[Dataset records]
******************************
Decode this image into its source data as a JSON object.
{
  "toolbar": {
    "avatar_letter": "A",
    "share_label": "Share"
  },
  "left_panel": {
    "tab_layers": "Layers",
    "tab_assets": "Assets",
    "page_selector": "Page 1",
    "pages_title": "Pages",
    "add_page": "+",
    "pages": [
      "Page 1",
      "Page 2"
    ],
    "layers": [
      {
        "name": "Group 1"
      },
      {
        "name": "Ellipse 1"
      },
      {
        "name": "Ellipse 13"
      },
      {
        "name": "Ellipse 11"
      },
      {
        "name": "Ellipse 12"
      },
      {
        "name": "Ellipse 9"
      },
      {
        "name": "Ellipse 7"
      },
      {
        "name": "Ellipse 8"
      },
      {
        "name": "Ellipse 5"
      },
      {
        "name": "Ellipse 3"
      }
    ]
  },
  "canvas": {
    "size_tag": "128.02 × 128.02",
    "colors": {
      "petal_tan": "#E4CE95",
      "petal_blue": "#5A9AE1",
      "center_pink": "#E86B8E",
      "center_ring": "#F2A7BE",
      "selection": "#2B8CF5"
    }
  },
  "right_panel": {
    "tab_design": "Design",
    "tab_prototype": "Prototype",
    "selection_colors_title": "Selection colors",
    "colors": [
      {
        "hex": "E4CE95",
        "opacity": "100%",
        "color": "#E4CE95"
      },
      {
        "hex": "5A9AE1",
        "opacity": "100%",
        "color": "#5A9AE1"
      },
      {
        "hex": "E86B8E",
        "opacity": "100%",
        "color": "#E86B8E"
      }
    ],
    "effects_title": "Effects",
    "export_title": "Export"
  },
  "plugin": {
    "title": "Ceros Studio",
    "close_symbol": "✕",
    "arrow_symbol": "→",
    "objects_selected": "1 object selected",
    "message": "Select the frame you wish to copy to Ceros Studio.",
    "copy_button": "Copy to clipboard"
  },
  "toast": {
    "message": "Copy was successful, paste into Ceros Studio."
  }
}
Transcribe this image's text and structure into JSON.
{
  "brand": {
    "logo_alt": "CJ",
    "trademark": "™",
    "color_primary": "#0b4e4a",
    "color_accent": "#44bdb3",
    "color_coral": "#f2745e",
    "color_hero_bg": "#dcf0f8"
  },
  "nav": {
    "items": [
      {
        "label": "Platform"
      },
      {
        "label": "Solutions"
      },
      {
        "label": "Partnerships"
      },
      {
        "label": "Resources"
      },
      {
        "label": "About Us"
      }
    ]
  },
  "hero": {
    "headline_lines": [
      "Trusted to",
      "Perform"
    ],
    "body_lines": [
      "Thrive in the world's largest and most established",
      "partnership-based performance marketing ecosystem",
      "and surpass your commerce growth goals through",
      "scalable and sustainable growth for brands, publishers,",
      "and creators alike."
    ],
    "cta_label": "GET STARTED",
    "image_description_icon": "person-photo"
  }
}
******************************
Exercise: Repeat all the entries word for word.

Written response:
Decode this image into its source data as a JSON object.
{
  "toolbar": {
    "avatar_letter": "A",
    "share_label": "Share"
  },
  "left_panel": {
    "tab_layers": "Layers",
    "tab_assets": "Assets",
    "page_selector": "Page 1",
    "pages_title": "Pages",
    "add_page": "+",
    "pages": [
      "Page 1",
      "Page 2"
    ],
    "layers": [
      {
        "name": "Group 1"
      },
      {
        "name": "Ellipse 1"
      },
      {
        "name": "Ellipse 13"
      },
      {
        "name": "Ellipse 11"
      },
      {
        "name": "Ellipse 12"
      },
      {
        "name": "Ellipse 9"
      },
      {
        "name": "Ellipse 7"
      },
      {
        "name": "Ellipse 8"
      },
      {
        "name": "Ellipse 5"
      },
      {
        "name": "Ellipse 3"
      }
    ]
  },
  "canvas": {
    "size_tag": "128.02 × 128.02",
    "colors": {
      "petal_tan": "#E4CE95",
      "petal_blue": "#5A9AE1",
      "center_pink": "#E86B8E",
      "center_ring": "#F2A7BE",
      "selection": "#2B8CF5"
    }
  },
  "right_panel": {
    "tab_design": "Design",
    "tab_prototype": "Prototype",
    "selection_colors_title": "Selection colors",
    "colors": [
      {
        "hex": "E4CE95",
        "opacity": "100%",
        "color": "#E4CE95"
      },
      {
        "hex": "5A9AE1",
        "opacity": "100%",
        "color": "#5A9AE1"
      },
      {
        "hex": "E86B8E",
        "opacity": "100%",
        "color": "#E86B8E"
      }
    ],
    "effects_title": "Effects",
    "export_title": "Export"
  },
  "plugin": {
    "title": "Ceros Studio",
    "close_symbol": "✕",
    "arrow_symbol": "→",
    "objects_selected": "1 object selected",
    "message": "Select the frame you wish to copy to Ceros Studio.",
    "copy_button": "Copy to clipboard"
  },
  "toast": {
    "message": "Copy was successful, paste into Ceros Studio."
  }
}
Transcribe this image's text and structure into JSON.
{
  "brand": {
    "logo_alt": "CJ",
    "trademark": "™",
    "color_primary": "#0b4e4a",
    "color_accent": "#44bdb3",
    "color_coral": "#f2745e",
    "color_hero_bg": "#dcf0f8"
  },
  "nav": {
    "items": [
      {
        "label": "Platform"
      },
      {
        "label": "Solutions"
      },
      {
        "label": "Partnerships"
      },
      {
        "label": "Resources"
      },
      {
        "label": "About Us"
      }
    ]
  },
  "hero": {
    "headline_lines": [
      "Trusted to",
      "Perform"
    ],
    "body_lines": [
      "Thrive in the world's largest and most established",
      "partnership-based performance marketing ecosystem",
      "and surpass your commerce growth goals through",
      "scalable and sustainable growth for brands, publishers,",
      "and creators alike."
    ],
    "cta_label": "GET STARTED",
    "image_description_icon": "person-photo"
  }
}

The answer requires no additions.